AIM OF THE TASK »
Scan the material below for the string "want", and copy every line where it shows up.

Stored entries »
_ _ _ _ _ _ _
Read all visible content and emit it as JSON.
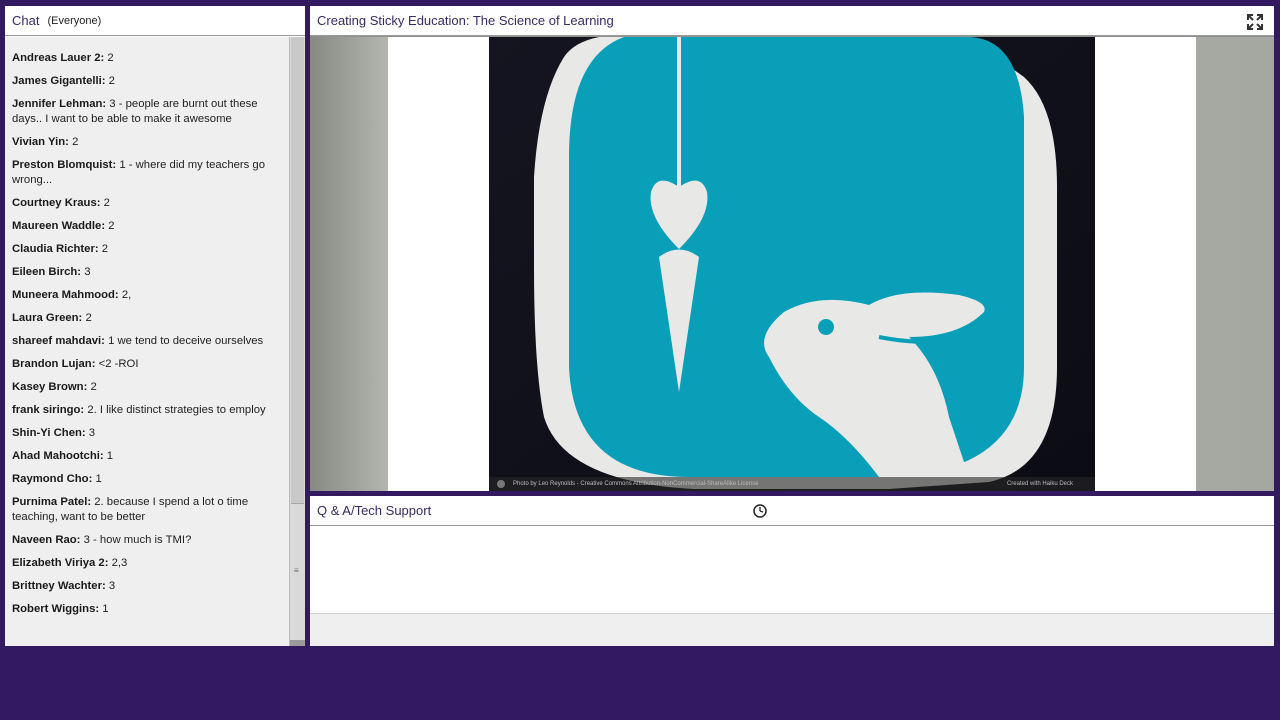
{
  "chat": {
    "title": "Chat",
    "audience": "(Everyone)",
    "messages": [
      {
        "name": "Andreas Lauer 2:",
        "text": " 2"
      },
      {
        "name": "James Gigantelli:",
        "text": " 2"
      },
      {
        "name": "Jennifer Lehman:",
        "text": " 3 - people are burnt out these days.. I want to be able to make it awesome"
      },
      {
        "name": "Vivian Yin:",
        "text": " 2"
      },
      {
        "name": "Preston Blomquist:",
        "text": " 1 - where did my teachers go wrong..."
      },
      {
        "name": "Courtney Kraus:",
        "text": " 2"
      },
      {
        "name": "Maureen Waddle:",
        "text": " 2"
      },
      {
        "name": "Claudia Richter:",
        "text": " 2"
      },
      {
        "name": "Eileen Birch:",
        "text": " 3"
      },
      {
        "name": "Muneera Mahmood:",
        "text": " 2,"
      },
      {
        "name": "Laura Green:",
        "text": " 2"
      },
      {
        "name": "shareef mahdavi:",
        "text": " 1 we tend to deceive ourselves"
      },
      {
        "name": "Brandon Lujan:",
        "text": " <2 -ROI"
      },
      {
        "name": "Kasey Brown:",
        "text": " 2"
      },
      {
        "name": "frank siringo:",
        "text": " 2. I like distinct strategies to employ"
      },
      {
        "name": "Shin-Yi Chen:",
        "text": " 3"
      },
      {
        "name": "Ahad Mahootchi:",
        "text": " 1"
      },
      {
        "name": "Raymond Cho:",
        "text": " 1"
      },
      {
        "name": "Purnima Patel:",
        "text": " 2. because I spend a lot o time teaching, want to be better"
      },
      {
        "name": "Naveen Rao:",
        "text": " 3 - how much is TMI?"
      },
      {
        "name": "Elizabeth Viriya 2:",
        "text": " 2,3"
      },
      {
        "name": "Brittney Wachter:",
        "text": " 3"
      },
      {
        "name": "Robert Wiggins:",
        "text": " 1"
      }
    ]
  },
  "share": {
    "title": "Creating Sticky Education: The Science of Learning",
    "credit": "Photo by Leo Reynolds - Creative Commons Attribution-NonCommercial-ShareAlike License",
    "deck": "Created with Haiku Deck"
  },
  "qa": {
    "title": "Q & A/Tech Support"
  },
  "icons": {
    "fullscreen": "fullscreen-icon",
    "cursor": "busy-cursor-icon"
  },
  "colors": {
    "background": "#33195f",
    "title_text": "#3a2a62",
    "slide_teal": "#0a9fb9"
  }
}
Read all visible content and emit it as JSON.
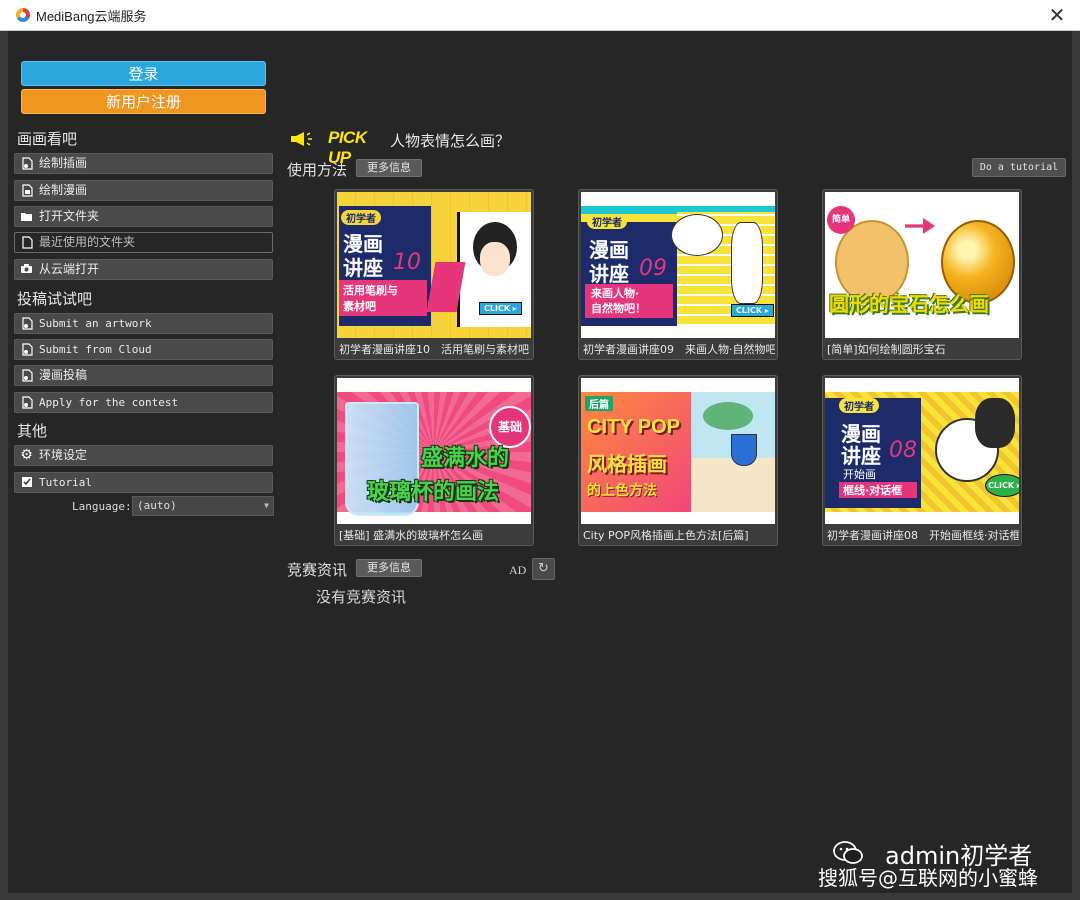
{
  "window": {
    "title": "MediBang云端服务"
  },
  "auth": {
    "login": "登录",
    "register": "新用户注册"
  },
  "sections": {
    "draw": "画画看吧",
    "submit": "投稿试试吧",
    "other": "其他"
  },
  "draw_items": [
    {
      "label": "绘制插画",
      "icon": "file-icon"
    },
    {
      "label": "绘制漫画",
      "icon": "file-icon"
    },
    {
      "label": "打开文件夹",
      "icon": "folder-icon"
    },
    {
      "label": "最近使用的文件夹",
      "icon": "recent-file-icon"
    },
    {
      "label": "从云端打开",
      "icon": "camera-icon"
    }
  ],
  "submit_items": [
    {
      "label": "Submit an artwork",
      "icon": "file-icon"
    },
    {
      "label": "Submit from Cloud",
      "icon": "file-icon"
    },
    {
      "label": "漫画投稿",
      "icon": "file-icon"
    },
    {
      "label": "Apply for the contest",
      "icon": "file-icon"
    }
  ],
  "other_items": [
    {
      "label": "环境设定",
      "icon": "gear-icon"
    },
    {
      "label": "Tutorial",
      "icon": "checkbox-icon"
    }
  ],
  "language": {
    "label": "Language:",
    "value": "(auto)"
  },
  "pickup": {
    "tag": "PICK UP",
    "text": "人物表情怎么画？"
  },
  "usage": {
    "label": "使用方法",
    "more": "更多信息",
    "tutorial": "Do a tutorial"
  },
  "tutorials": [
    {
      "caption": "初学者漫画讲座10　活用笔刷与素材吧",
      "thumb": {
        "badge": "初学者",
        "l1": "漫画",
        "l2": "讲座",
        "num": "10",
        "sub1": "活用笔刷与",
        "sub2": "素材吧",
        "click": "CLICK ▸"
      }
    },
    {
      "caption": "初学者漫画讲座09　来画人物·自然物吧！",
      "thumb": {
        "badge": "初学者",
        "l1": "漫画",
        "l2": "讲座",
        "num": "09",
        "sub1": "来画人物·",
        "sub2": "自然物吧！",
        "click": "CLICK ▸"
      }
    },
    {
      "caption": "[简单]如何绘制圆形宝石",
      "thumb": {
        "badge": "简单",
        "title": "圆形的宝石怎么画"
      }
    },
    {
      "caption": "[基础] 盛满水的玻璃杯怎么画",
      "thumb": {
        "badge": "基础",
        "l1": "盛满水的",
        "l2": "玻璃杯的画法"
      }
    },
    {
      "caption": "City POP风格插画上色方法[后篇]",
      "thumb": {
        "badge": "后篇",
        "l1": "CITY POP",
        "l2": "风格插画",
        "l3": "的上色方法"
      }
    },
    {
      "caption": "初学者漫画讲座08　开始画框线·对话框",
      "thumb": {
        "badge": "初学者",
        "l1": "漫画",
        "l2": "讲座",
        "num": "08",
        "sub0": "开始画",
        "sub1": "框线·对话框",
        "click": "CLICK ▸"
      }
    }
  ],
  "contest": {
    "label": "竞赛资讯",
    "more": "更多信息",
    "empty": "没有竞赛资讯",
    "ad": "AD"
  },
  "watermark": {
    "line1": "admin初学者",
    "line2": "搜狐号@互联网的小蜜蜂"
  },
  "colors": {
    "login": "#2aa7dc",
    "register": "#f0961e",
    "pickup": "#ffe600",
    "background": "#262626"
  }
}
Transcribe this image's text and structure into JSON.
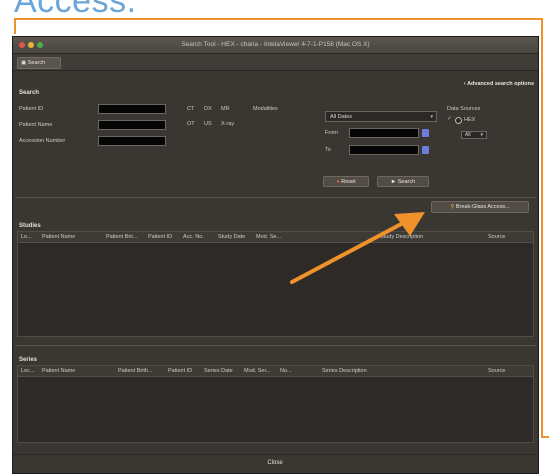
{
  "caption": "Access.",
  "window": {
    "title": "Search Tool - HEX - chana - IntelaViewer 4-7-1-P158 (Mac OS X)"
  },
  "toolbar": {
    "search_tab": "Search"
  },
  "search": {
    "section_title": "Search",
    "advanced_link": "Advanced search options",
    "patient_id_label": "Patient ID",
    "patient_name_label": "Patient Name",
    "accession_label": "Accession Number",
    "modalities_label": "Modalities",
    "modalities_row1": [
      "CT",
      "DX",
      "MR"
    ],
    "modalities_row2": [
      "OT",
      "US",
      "X-ray"
    ],
    "dates_select": "All Dates",
    "from_label": "From",
    "to_label": "To",
    "reset_label": "Reset",
    "search_label": "Search"
  },
  "data_sources": {
    "title": "Data Sources",
    "option1": "HEX",
    "option2": "All"
  },
  "break_glass": {
    "label": "Break-Glass Access..."
  },
  "studies": {
    "title": "Studies",
    "columns": [
      "Lo...",
      "Patient Name",
      "Patient Birt...",
      "Patient ID",
      "Acc. No.",
      "Study Date",
      "Mod. Se...",
      "Study Description",
      "Source"
    ]
  },
  "series": {
    "title": "Series",
    "columns": [
      "Loc...",
      "Patient Name",
      "Patient Birth...",
      "Patient ID",
      "Series Date",
      "Mod. Ser...",
      "No...",
      "Series Description",
      "Source"
    ]
  },
  "footer": {
    "close_label": "Close"
  },
  "colors": {
    "annotation_orange": "#f0922b",
    "caption_blue": "#6aa6d8",
    "window_bg": "#3a3632"
  }
}
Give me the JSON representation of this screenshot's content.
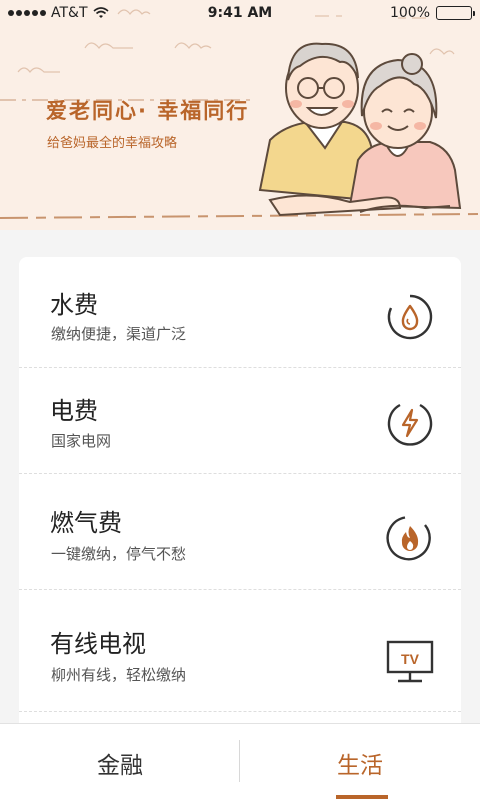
{
  "status_bar": {
    "carrier": "AT&T",
    "time": "9:41 AM",
    "battery": "100%"
  },
  "banner": {
    "title": "爱老同心· 幸福同行",
    "subtitle": "给爸妈最全的幸福攻略"
  },
  "services": [
    {
      "title": "水费",
      "subtitle": "缴纳便捷，渠道广泛",
      "icon": "water-drop-icon"
    },
    {
      "title": "电费",
      "subtitle": "国家电网",
      "icon": "lightning-icon"
    },
    {
      "title": "燃气费",
      "subtitle": "一键缴纳，停气不愁",
      "icon": "flame-icon"
    },
    {
      "title": "有线电视",
      "subtitle": "柳州有线，轻松缴纳",
      "icon": "tv-icon",
      "icon_text": "TV"
    }
  ],
  "tabs": [
    {
      "label": "金融",
      "active": false
    },
    {
      "label": "生活",
      "active": true
    }
  ],
  "colors": {
    "accent": "#b9652a",
    "banner_bg": "#fbefe6",
    "page_bg": "#f4f4f4"
  }
}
_ _ _ _ _ _ _
ANSWER IN FULL »
        "text": " 3 - people are burnt out these days.. I want to be able to make it awesome"
        "text": " 2. because I spend a lot o time teaching, want to be better"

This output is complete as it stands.